Records:

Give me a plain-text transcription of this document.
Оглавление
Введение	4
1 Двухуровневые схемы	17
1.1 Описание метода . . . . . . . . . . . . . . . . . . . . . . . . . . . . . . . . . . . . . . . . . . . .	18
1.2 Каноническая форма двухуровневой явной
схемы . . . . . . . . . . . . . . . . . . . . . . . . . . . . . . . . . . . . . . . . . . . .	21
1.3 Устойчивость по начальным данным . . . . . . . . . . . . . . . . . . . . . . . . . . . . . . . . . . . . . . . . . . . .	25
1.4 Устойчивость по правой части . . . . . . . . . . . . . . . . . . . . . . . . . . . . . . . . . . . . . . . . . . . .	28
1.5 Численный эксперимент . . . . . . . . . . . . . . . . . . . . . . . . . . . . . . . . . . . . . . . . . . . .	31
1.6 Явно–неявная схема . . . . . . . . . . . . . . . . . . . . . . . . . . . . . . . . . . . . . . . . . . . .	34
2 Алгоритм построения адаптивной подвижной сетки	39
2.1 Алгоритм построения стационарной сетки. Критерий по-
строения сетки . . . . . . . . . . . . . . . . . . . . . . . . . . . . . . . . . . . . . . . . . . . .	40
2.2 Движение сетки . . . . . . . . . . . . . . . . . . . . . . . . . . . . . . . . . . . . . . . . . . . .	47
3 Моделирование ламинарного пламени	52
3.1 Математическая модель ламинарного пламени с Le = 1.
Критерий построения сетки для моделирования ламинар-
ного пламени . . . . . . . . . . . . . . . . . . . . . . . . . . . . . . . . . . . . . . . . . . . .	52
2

Directions: Say how many lines in this material hold "Устойчивость", and say nothing else.

Output of the exercise: 2